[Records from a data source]
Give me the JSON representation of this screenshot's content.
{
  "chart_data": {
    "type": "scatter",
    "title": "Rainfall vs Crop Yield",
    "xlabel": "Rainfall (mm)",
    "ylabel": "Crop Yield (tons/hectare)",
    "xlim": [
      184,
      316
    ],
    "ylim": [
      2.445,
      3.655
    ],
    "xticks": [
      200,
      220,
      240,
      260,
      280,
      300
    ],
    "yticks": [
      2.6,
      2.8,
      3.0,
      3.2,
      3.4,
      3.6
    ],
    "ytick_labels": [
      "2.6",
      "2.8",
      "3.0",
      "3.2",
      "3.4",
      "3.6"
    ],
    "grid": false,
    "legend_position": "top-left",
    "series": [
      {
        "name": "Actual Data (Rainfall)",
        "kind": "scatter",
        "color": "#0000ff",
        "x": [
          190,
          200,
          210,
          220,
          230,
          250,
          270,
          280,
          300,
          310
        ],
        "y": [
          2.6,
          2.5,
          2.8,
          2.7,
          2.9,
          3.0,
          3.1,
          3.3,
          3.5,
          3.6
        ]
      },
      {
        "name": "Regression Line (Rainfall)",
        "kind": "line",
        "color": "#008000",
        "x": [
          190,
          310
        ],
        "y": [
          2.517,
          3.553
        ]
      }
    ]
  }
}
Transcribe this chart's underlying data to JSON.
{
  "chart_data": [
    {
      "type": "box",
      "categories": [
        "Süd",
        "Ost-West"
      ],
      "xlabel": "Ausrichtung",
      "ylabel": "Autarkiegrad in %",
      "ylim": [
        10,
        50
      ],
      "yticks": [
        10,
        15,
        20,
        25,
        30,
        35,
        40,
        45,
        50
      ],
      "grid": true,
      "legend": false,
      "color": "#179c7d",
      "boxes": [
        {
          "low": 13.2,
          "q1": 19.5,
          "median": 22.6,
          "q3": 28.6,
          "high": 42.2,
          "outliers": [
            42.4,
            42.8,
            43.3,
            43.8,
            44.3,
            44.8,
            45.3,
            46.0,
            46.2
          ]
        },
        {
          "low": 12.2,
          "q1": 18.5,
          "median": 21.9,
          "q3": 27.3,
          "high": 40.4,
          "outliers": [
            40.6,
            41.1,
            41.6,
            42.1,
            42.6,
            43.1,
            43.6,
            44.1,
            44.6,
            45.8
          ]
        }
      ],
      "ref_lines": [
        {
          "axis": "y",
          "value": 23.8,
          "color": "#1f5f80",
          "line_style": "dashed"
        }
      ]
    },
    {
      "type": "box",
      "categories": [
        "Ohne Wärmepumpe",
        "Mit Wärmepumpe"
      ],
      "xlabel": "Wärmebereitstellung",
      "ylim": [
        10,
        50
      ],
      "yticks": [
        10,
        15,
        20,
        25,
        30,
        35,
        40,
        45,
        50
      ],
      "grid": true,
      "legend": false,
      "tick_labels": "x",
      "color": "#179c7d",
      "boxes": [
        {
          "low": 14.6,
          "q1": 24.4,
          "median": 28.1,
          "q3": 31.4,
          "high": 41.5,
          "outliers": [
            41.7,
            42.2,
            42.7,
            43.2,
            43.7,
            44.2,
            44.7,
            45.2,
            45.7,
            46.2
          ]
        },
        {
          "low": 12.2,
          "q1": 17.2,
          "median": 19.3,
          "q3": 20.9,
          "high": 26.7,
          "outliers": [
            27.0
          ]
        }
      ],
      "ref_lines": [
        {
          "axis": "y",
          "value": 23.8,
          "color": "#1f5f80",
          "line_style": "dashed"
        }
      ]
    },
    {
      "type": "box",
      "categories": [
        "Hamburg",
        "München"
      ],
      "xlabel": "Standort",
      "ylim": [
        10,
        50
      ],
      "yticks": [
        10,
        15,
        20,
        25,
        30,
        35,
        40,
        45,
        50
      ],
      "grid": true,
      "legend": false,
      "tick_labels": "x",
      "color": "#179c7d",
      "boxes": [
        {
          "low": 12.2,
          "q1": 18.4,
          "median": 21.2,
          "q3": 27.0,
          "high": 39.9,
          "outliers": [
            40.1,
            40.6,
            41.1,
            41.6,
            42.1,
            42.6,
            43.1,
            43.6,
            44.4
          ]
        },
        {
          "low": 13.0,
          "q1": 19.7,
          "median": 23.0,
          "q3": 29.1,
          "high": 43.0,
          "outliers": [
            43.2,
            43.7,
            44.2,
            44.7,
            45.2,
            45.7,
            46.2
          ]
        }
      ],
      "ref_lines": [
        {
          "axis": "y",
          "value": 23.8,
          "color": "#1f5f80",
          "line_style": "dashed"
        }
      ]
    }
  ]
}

[Description of the task]: Retype the listing above in full, with no alterations.

[Answer below]:
Give me the JSON representation of this screenshot's content.
{
  "chart_data": {
    "type": "scatter",
    "title": "Rainfall vs Crop Yield",
    "xlabel": "Rainfall (mm)",
    "ylabel": "Crop Yield (tons/hectare)",
    "xlim": [
      184,
      316
    ],
    "ylim": [
      2.445,
      3.655
    ],
    "xticks": [
      200,
      220,
      240,
      260,
      280,
      300
    ],
    "yticks": [
      2.6,
      2.8,
      3.0,
      3.2,
      3.4,
      3.6
    ],
    "ytick_labels": [
      "2.6",
      "2.8",
      "3.0",
      "3.2",
      "3.4",
      "3.6"
    ],
    "grid": false,
    "legend_position": "top-left",
    "series": [
      {
        "name": "Actual Data (Rainfall)",
        "kind": "scatter",
        "color": "#0000ff",
        "x": [
          190,
          200,
          210,
          220,
          230,
          250,
          270,
          280,
          300,
          310
        ],
        "y": [
          2.6,
          2.5,
          2.8,
          2.7,
          2.9,
          3.0,
          3.1,
          3.3,
          3.5,
          3.6
        ]
      },
      {
        "name": "Regression Line (Rainfall)",
        "kind": "line",
        "color": "#008000",
        "x": [
          190,
          310
        ],
        "y": [
          2.517,
          3.553
        ]
      }
    ]
  }
}
Transcribe this chart's underlying data to JSON.
{
  "chart_data": [
    {
      "type": "box",
      "categories": [
        "Süd",
        "Ost-West"
      ],
      "xlabel": "Ausrichtung",
      "ylabel": "Autarkiegrad in %",
      "ylim": [
        10,
        50
      ],
      "yticks": [
        10,
        15,
        20,
        25,
        30,
        35,
        40,
        45,
        50
      ],
      "grid": true,
      "legend": false,
      "color": "#179c7d",
      "boxes": [
        {
          "low": 13.2,
          "q1": 19.5,
          "median": 22.6,
          "q3": 28.6,
          "high": 42.2,
          "outliers": [
            42.4,
            42.8,
            43.3,
            43.8,
            44.3,
            44.8,
            45.3,
            46.0,
            46.2
          ]
        },
        {
          "low": 12.2,
          "q1": 18.5,
          "median": 21.9,
          "q3": 27.3,
          "high": 40.4,
          "outliers": [
            40.6,
            41.1,
            41.6,
            42.1,
            42.6,
            43.1,
            43.6,
            44.1,
            44.6,
            45.8
          ]
        }
      ],
      "ref_lines": [
        {
          "axis": "y",
          "value": 23.8,
          "color": "#1f5f80",
          "line_style": "dashed"
        }
      ]
    },
    {
      "type": "box",
      "categories": [
        "Ohne Wärmepumpe",
        "Mit Wärmepumpe"
      ],
      "xlabel": "Wärmebereitstellung",
      "ylim": [
        10,
        50
      ],
      "yticks": [
        10,
        15,
        20,
        25,
        30,
        35,
        40,
        45,
        50
      ],
      "grid": true,
      "legend": false,
      "tick_labels": "x",
      "color": "#179c7d",
      "boxes": [
        {
          "low": 14.6,
          "q1": 24.4,
          "median": 28.1,
          "q3": 31.4,
          "high": 41.5,
          "outliers": [
            41.7,
            42.2,
            42.7,
            43.2,
            43.7,
            44.2,
            44.7,
            45.2,
            45.7,
            46.2
          ]
        },
        {
          "low": 12.2,
          "q1": 17.2,
          "median": 19.3,
          "q3": 20.9,
          "high": 26.7,
          "outliers": [
            27.0
          ]
        }
      ],
      "ref_lines": [
        {
          "axis": "y",
          "value": 23.8,
          "color": "#1f5f80",
          "line_style": "dashed"
        }
      ]
    },
    {
      "type": "box",
      "categories": [
        "Hamburg",
        "München"
      ],
      "xlabel": "Standort",
      "ylim": [
        10,
        50
      ],
      "yticks": [
        10,
        15,
        20,
        25,
        30,
        35,
        40,
        45,
        50
      ],
      "grid": true,
      "legend": false,
      "tick_labels": "x",
      "color": "#179c7d",
      "boxes": [
        {
          "low": 12.2,
          "q1": 18.4,
          "median": 21.2,
          "q3": 27.0,
          "high": 39.9,
          "outliers": [
            40.1,
            40.6,
            41.1,
            41.6,
            42.1,
            42.6,
            43.1,
            43.6,
            44.4
          ]
        },
        {
          "low": 13.0,
          "q1": 19.7,
          "median": 23.0,
          "q3": 29.1,
          "high": 43.0,
          "outliers": [
            43.2,
            43.7,
            44.2,
            44.7,
            45.2,
            45.7,
            46.2
          ]
        }
      ],
      "ref_lines": [
        {
          "axis": "y",
          "value": 23.8,
          "color": "#1f5f80",
          "line_style": "dashed"
        }
      ]
    }
  ]
}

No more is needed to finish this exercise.